— Start DATA PROVIDED —

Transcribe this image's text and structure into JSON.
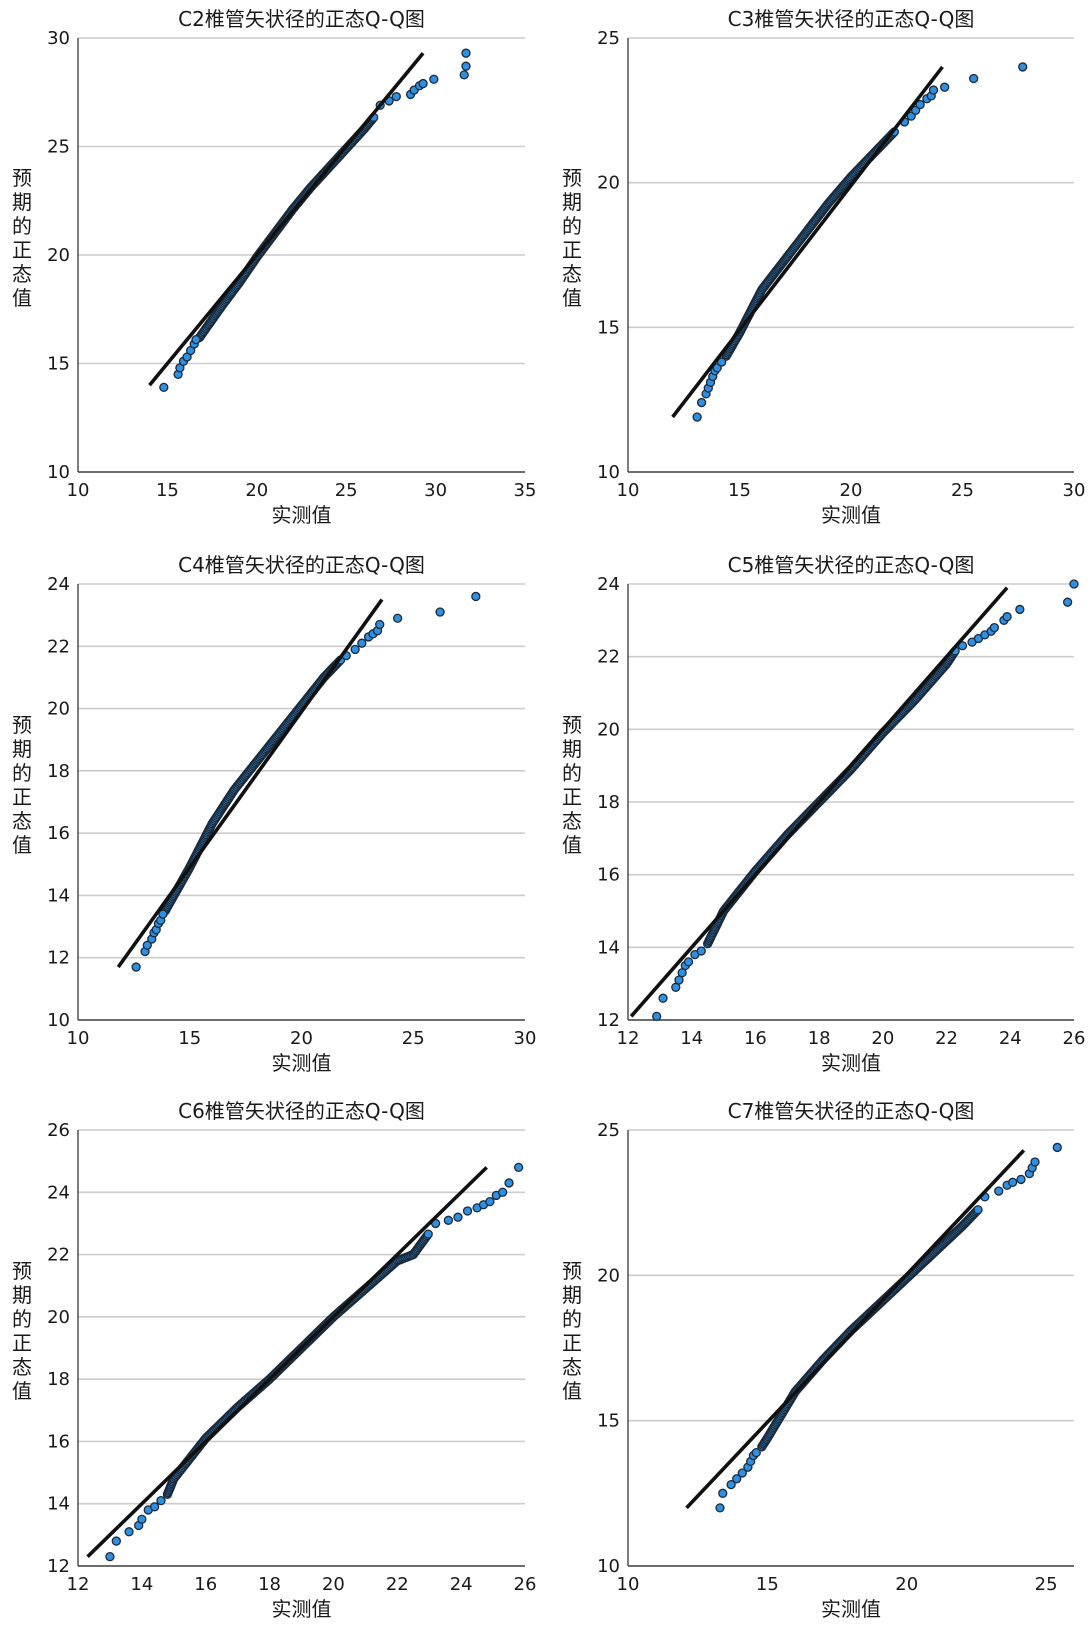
{
  "colors": {
    "point_fill": "#2f8fe0",
    "point_stroke": "#1b2a3a",
    "line": "#111111",
    "grid": "#cccccc"
  },
  "chart_data": [
    {
      "type": "scatter",
      "title": "C2椎管矢状径的正态Q-Q图",
      "xlabel": "实测值",
      "ylabel": "预期的正态值",
      "xlim": [
        10,
        35
      ],
      "ylim": [
        10,
        30
      ],
      "xticks": [
        "10",
        "15",
        "20",
        "25",
        "30",
        "35"
      ],
      "yticks": [
        "10",
        "15",
        "20",
        "25",
        "30"
      ],
      "grid": "horizontal",
      "reference_line": [
        [
          14.0,
          14.0
        ],
        [
          29.3,
          29.3
        ]
      ],
      "points": [
        [
          14.8,
          13.9
        ],
        [
          15.6,
          14.5
        ],
        [
          15.7,
          14.8
        ],
        [
          15.9,
          15.1
        ],
        [
          16.1,
          15.3
        ],
        [
          16.3,
          15.6
        ],
        [
          16.5,
          15.9
        ],
        [
          16.6,
          16.1
        ],
        [
          26.9,
          26.9
        ],
        [
          27.4,
          27.1
        ],
        [
          27.8,
          27.3
        ],
        [
          28.6,
          27.4
        ],
        [
          28.8,
          27.6
        ],
        [
          29.1,
          27.8
        ],
        [
          29.3,
          27.9
        ],
        [
          29.9,
          28.1
        ],
        [
          31.6,
          28.3
        ],
        [
          31.7,
          28.7
        ],
        [
          31.7,
          29.3
        ]
      ],
      "dense_band": [
        [
          16.8,
          16.2
        ],
        [
          18.0,
          17.6
        ],
        [
          19.0,
          18.7
        ],
        [
          20.0,
          19.9
        ],
        [
          21.0,
          21.0
        ],
        [
          22.0,
          22.1
        ],
        [
          23.0,
          23.1
        ],
        [
          24.0,
          24.0
        ],
        [
          25.0,
          24.9
        ],
        [
          26.0,
          25.8
        ],
        [
          26.6,
          26.4
        ]
      ]
    },
    {
      "type": "scatter",
      "title": "C3椎管矢状径的正态Q-Q图",
      "xlabel": "实测值",
      "ylabel": "预期的正态值",
      "xlim": [
        10,
        30
      ],
      "ylim": [
        10,
        25
      ],
      "xticks": [
        "10",
        "15",
        "20",
        "25",
        "30"
      ],
      "yticks": [
        "10",
        "15",
        "20",
        "25"
      ],
      "grid": "horizontal",
      "reference_line": [
        [
          12.0,
          11.9
        ],
        [
          24.1,
          24.0
        ]
      ],
      "points": [
        [
          13.1,
          11.9
        ],
        [
          13.3,
          12.4
        ],
        [
          13.5,
          12.7
        ],
        [
          13.6,
          12.9
        ],
        [
          13.7,
          13.1
        ],
        [
          13.8,
          13.3
        ],
        [
          13.9,
          13.5
        ],
        [
          14.0,
          13.6
        ],
        [
          14.2,
          13.8
        ],
        [
          22.4,
          22.1
        ],
        [
          22.7,
          22.3
        ],
        [
          22.9,
          22.5
        ],
        [
          23.1,
          22.7
        ],
        [
          23.4,
          22.9
        ],
        [
          23.6,
          23.0
        ],
        [
          23.7,
          23.2
        ],
        [
          24.2,
          23.3
        ],
        [
          25.5,
          23.6
        ],
        [
          27.7,
          24.0
        ]
      ],
      "dense_band": [
        [
          14.4,
          14.0
        ],
        [
          15.0,
          14.8
        ],
        [
          16.0,
          16.3
        ],
        [
          17.0,
          17.3
        ],
        [
          18.0,
          18.3
        ],
        [
          19.0,
          19.3
        ],
        [
          20.0,
          20.2
        ],
        [
          21.0,
          21.0
        ],
        [
          22.0,
          21.8
        ]
      ]
    },
    {
      "type": "scatter",
      "title": "C4椎管矢状径的正态Q-Q图",
      "xlabel": "实测值",
      "ylabel": "预期的正态值",
      "xlim": [
        10,
        30
      ],
      "ylim": [
        10,
        24
      ],
      "xticks": [
        "10",
        "15",
        "20",
        "25",
        "30"
      ],
      "yticks": [
        "10",
        "12",
        "14",
        "16",
        "18",
        "20",
        "22",
        "24"
      ],
      "grid": "horizontal",
      "reference_line": [
        [
          11.8,
          11.7
        ],
        [
          23.6,
          23.5
        ]
      ],
      "points": [
        [
          12.6,
          11.7
        ],
        [
          13.0,
          12.2
        ],
        [
          13.1,
          12.4
        ],
        [
          13.3,
          12.6
        ],
        [
          13.4,
          12.8
        ],
        [
          13.5,
          12.9
        ],
        [
          13.6,
          13.1
        ],
        [
          13.7,
          13.2
        ],
        [
          13.8,
          13.4
        ],
        [
          22.0,
          21.7
        ],
        [
          22.4,
          21.9
        ],
        [
          22.7,
          22.1
        ],
        [
          23.0,
          22.3
        ],
        [
          23.2,
          22.4
        ],
        [
          23.4,
          22.5
        ],
        [
          23.5,
          22.7
        ],
        [
          24.3,
          22.9
        ],
        [
          26.2,
          23.1
        ],
        [
          27.8,
          23.6
        ]
      ],
      "dense_band": [
        [
          13.9,
          13.5
        ],
        [
          15.0,
          14.9
        ],
        [
          16.0,
          16.3
        ],
        [
          17.0,
          17.4
        ],
        [
          18.0,
          18.3
        ],
        [
          19.0,
          19.2
        ],
        [
          20.0,
          20.1
        ],
        [
          21.0,
          21.0
        ],
        [
          21.8,
          21.6
        ]
      ]
    },
    {
      "type": "scatter",
      "title": "C5椎管矢状径的正态Q-Q图",
      "xlabel": "实测值",
      "ylabel": "预期的正态值",
      "xlim": [
        12,
        26
      ],
      "ylim": [
        12,
        24
      ],
      "xticks": [
        "12",
        "14",
        "16",
        "18",
        "20",
        "22",
        "24",
        "26"
      ],
      "yticks": [
        "12",
        "14",
        "16",
        "18",
        "20",
        "22",
        "24"
      ],
      "grid": "horizontal",
      "reference_line": [
        [
          12.1,
          12.1
        ],
        [
          23.9,
          23.9
        ]
      ],
      "points": [
        [
          12.9,
          12.1
        ],
        [
          13.1,
          12.6
        ],
        [
          13.5,
          12.9
        ],
        [
          13.6,
          13.1
        ],
        [
          13.7,
          13.3
        ],
        [
          13.8,
          13.5
        ],
        [
          13.9,
          13.6
        ],
        [
          14.1,
          13.8
        ],
        [
          14.3,
          13.9
        ],
        [
          22.5,
          22.3
        ],
        [
          22.8,
          22.4
        ],
        [
          23.0,
          22.5
        ],
        [
          23.2,
          22.6
        ],
        [
          23.4,
          22.7
        ],
        [
          23.5,
          22.8
        ],
        [
          23.8,
          23.0
        ],
        [
          23.9,
          23.1
        ],
        [
          24.3,
          23.3
        ],
        [
          25.8,
          23.5
        ],
        [
          26.0,
          24.0
        ]
      ],
      "dense_band": [
        [
          14.5,
          14.1
        ],
        [
          15.0,
          15.0
        ],
        [
          16.0,
          16.1
        ],
        [
          17.0,
          17.1
        ],
        [
          18.0,
          18.0
        ],
        [
          19.0,
          18.9
        ],
        [
          20.0,
          19.9
        ],
        [
          21.0,
          20.8
        ],
        [
          22.0,
          21.8
        ],
        [
          22.3,
          22.2
        ]
      ]
    },
    {
      "type": "scatter",
      "title": "C6椎管矢状径的正态Q-Q图",
      "xlabel": "实测值",
      "ylabel": "预期的正态值",
      "xlim": [
        12,
        26
      ],
      "ylim": [
        12,
        26
      ],
      "xticks": [
        "12",
        "14",
        "16",
        "18",
        "20",
        "22",
        "24",
        "26"
      ],
      "yticks": [
        "12",
        "14",
        "16",
        "18",
        "20",
        "22",
        "24",
        "26"
      ],
      "grid": "horizontal",
      "reference_line": [
        [
          12.3,
          12.3
        ],
        [
          24.8,
          24.8
        ]
      ],
      "points": [
        [
          13.0,
          12.3
        ],
        [
          13.2,
          12.8
        ],
        [
          13.6,
          13.1
        ],
        [
          13.9,
          13.3
        ],
        [
          14.0,
          13.5
        ],
        [
          14.2,
          13.8
        ],
        [
          14.4,
          13.9
        ],
        [
          14.6,
          14.1
        ],
        [
          23.2,
          23.0
        ],
        [
          23.6,
          23.1
        ],
        [
          23.9,
          23.2
        ],
        [
          24.2,
          23.4
        ],
        [
          24.5,
          23.5
        ],
        [
          24.7,
          23.6
        ],
        [
          24.9,
          23.7
        ],
        [
          25.1,
          23.9
        ],
        [
          25.3,
          24.0
        ],
        [
          25.5,
          24.3
        ],
        [
          25.8,
          24.8
        ]
      ],
      "dense_band": [
        [
          14.8,
          14.3
        ],
        [
          15.0,
          14.8
        ],
        [
          16.0,
          16.1
        ],
        [
          17.0,
          17.1
        ],
        [
          18.0,
          18.0
        ],
        [
          19.0,
          19.0
        ],
        [
          20.0,
          20.0
        ],
        [
          21.0,
          20.9
        ],
        [
          22.0,
          21.8
        ],
        [
          22.5,
          22.0
        ],
        [
          23.0,
          22.7
        ]
      ]
    },
    {
      "type": "scatter",
      "title": "C7椎管矢状径的正态Q-Q图",
      "xlabel": "实测值",
      "ylabel": "预期的正态值",
      "xlim": [
        10,
        26
      ],
      "ylim": [
        10,
        25
      ],
      "xticks": [
        "10",
        "15",
        "20",
        "25"
      ],
      "yticks": [
        "10",
        "15",
        "20",
        "25"
      ],
      "grid": "horizontal",
      "reference_line": [
        [
          12.1,
          12.0
        ],
        [
          24.2,
          24.3
        ]
      ],
      "points": [
        [
          13.3,
          12.0
        ],
        [
          13.4,
          12.5
        ],
        [
          13.7,
          12.8
        ],
        [
          13.9,
          13.0
        ],
        [
          14.1,
          13.2
        ],
        [
          14.3,
          13.4
        ],
        [
          14.4,
          13.6
        ],
        [
          14.5,
          13.8
        ],
        [
          14.6,
          13.9
        ],
        [
          22.8,
          22.7
        ],
        [
          23.3,
          22.9
        ],
        [
          23.6,
          23.1
        ],
        [
          23.8,
          23.2
        ],
        [
          24.1,
          23.3
        ],
        [
          24.4,
          23.5
        ],
        [
          24.5,
          23.7
        ],
        [
          24.6,
          23.9
        ],
        [
          25.4,
          24.4
        ]
      ],
      "dense_band": [
        [
          14.8,
          14.1
        ],
        [
          15.0,
          14.4
        ],
        [
          16.0,
          16.0
        ],
        [
          17.0,
          17.1
        ],
        [
          18.0,
          18.1
        ],
        [
          19.0,
          19.0
        ],
        [
          20.0,
          19.9
        ],
        [
          21.0,
          20.8
        ],
        [
          22.0,
          21.7
        ],
        [
          22.6,
          22.3
        ]
      ]
    }
  ]
}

— End DATA PROVIDED —

State the count of lines that contain the string "title". Nothing else is needed.

COMPLETE OUTPUT: 6